EXERCISE DETAILS: Copy each line below that includes "pensions".
Start
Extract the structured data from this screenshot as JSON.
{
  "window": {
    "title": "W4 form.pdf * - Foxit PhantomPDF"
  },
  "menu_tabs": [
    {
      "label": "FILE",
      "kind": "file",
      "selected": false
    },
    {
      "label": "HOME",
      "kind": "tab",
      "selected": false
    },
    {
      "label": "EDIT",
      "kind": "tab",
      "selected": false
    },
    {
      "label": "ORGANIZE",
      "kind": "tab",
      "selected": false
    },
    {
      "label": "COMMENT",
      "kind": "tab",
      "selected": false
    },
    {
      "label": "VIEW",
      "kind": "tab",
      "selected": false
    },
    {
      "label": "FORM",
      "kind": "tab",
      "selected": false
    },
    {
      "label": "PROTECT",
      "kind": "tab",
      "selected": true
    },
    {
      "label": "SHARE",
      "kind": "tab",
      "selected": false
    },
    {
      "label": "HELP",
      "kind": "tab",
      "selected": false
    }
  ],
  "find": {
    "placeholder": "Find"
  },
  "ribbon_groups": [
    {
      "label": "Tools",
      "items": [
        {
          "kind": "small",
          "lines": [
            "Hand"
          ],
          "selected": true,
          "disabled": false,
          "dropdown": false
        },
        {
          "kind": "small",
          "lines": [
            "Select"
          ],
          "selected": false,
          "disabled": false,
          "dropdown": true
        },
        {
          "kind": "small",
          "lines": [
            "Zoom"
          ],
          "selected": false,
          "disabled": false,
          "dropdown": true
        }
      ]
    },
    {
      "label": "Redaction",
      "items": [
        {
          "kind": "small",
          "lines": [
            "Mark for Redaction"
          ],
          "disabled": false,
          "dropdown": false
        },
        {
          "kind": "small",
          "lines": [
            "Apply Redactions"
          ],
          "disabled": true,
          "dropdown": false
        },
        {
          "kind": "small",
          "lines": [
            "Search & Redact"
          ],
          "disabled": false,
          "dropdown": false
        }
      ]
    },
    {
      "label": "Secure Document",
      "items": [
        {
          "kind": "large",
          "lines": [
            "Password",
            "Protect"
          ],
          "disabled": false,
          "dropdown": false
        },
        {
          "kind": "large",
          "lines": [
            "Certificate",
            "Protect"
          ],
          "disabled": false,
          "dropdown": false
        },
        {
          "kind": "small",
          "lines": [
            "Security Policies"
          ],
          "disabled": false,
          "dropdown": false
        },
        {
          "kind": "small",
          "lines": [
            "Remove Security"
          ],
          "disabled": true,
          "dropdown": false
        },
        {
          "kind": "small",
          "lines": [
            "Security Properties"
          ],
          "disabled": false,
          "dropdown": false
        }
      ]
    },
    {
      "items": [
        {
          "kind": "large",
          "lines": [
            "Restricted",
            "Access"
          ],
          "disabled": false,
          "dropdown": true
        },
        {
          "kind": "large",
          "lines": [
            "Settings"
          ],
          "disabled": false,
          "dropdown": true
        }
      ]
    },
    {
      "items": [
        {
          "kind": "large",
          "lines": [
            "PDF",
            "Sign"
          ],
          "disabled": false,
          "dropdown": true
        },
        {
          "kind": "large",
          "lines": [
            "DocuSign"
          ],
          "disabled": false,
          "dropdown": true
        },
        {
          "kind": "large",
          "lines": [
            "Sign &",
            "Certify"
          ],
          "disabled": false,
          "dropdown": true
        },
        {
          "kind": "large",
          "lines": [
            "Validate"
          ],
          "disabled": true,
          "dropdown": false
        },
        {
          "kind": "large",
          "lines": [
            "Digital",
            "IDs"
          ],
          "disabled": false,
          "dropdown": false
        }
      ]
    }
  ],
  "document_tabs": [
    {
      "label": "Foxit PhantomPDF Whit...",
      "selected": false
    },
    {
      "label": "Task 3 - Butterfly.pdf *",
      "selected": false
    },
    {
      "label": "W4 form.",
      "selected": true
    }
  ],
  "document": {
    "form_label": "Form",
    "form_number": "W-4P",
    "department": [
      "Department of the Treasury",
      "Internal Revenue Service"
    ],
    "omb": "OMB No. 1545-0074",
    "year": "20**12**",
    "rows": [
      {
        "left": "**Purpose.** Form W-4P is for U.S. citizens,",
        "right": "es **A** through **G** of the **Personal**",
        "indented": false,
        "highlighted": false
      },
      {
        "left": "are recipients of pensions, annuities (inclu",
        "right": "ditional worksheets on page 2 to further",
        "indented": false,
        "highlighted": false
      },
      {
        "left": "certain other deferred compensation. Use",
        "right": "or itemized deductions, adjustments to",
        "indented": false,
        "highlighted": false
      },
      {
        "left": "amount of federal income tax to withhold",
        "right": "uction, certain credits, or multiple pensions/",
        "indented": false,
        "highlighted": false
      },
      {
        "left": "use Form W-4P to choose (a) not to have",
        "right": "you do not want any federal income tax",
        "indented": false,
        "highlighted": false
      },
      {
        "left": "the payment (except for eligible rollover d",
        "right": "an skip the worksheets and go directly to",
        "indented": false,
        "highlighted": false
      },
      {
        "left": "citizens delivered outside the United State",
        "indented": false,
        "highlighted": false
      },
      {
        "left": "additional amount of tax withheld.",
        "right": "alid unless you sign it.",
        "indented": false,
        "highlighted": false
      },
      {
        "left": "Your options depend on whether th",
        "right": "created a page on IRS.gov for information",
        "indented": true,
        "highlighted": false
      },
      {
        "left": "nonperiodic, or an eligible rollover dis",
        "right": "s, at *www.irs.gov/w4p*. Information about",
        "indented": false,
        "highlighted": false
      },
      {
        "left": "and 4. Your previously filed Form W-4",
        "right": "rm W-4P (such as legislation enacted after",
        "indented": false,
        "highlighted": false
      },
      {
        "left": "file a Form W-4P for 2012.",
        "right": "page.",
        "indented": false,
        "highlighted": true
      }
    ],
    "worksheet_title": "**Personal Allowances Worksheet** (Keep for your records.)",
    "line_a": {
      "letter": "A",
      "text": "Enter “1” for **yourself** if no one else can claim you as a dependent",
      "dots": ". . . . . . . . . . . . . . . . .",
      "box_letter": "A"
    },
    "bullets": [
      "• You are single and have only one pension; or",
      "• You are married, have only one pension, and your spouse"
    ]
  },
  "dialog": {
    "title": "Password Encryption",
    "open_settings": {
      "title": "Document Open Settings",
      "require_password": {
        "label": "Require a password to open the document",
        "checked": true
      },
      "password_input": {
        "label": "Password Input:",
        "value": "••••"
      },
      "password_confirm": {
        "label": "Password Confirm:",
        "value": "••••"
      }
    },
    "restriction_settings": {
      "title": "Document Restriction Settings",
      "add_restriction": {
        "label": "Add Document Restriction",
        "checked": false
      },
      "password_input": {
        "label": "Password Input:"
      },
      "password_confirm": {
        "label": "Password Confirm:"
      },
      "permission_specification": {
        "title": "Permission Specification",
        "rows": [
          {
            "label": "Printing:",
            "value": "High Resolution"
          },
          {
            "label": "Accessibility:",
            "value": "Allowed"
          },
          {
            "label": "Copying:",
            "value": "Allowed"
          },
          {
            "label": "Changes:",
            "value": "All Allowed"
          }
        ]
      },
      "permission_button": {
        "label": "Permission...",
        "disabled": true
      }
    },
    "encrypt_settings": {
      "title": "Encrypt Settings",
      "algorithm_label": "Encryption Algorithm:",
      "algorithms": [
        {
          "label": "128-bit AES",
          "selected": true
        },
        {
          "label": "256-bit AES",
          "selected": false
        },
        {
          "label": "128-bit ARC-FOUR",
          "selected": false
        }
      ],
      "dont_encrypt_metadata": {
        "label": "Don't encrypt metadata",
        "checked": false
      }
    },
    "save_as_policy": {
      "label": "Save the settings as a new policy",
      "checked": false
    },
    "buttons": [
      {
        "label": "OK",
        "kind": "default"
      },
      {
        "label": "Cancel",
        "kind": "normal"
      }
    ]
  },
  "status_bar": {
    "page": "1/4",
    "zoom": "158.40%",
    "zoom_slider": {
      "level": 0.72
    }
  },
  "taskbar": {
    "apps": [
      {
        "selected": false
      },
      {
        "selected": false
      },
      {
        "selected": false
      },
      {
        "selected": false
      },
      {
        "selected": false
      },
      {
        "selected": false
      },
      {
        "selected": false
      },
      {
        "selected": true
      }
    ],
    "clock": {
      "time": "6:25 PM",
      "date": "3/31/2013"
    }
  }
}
End
ANSWER IN FULL:
        "left": "are recipients of pensions, annuities (inclu",
        "right": "uction, certain credits, or multiple pensions/",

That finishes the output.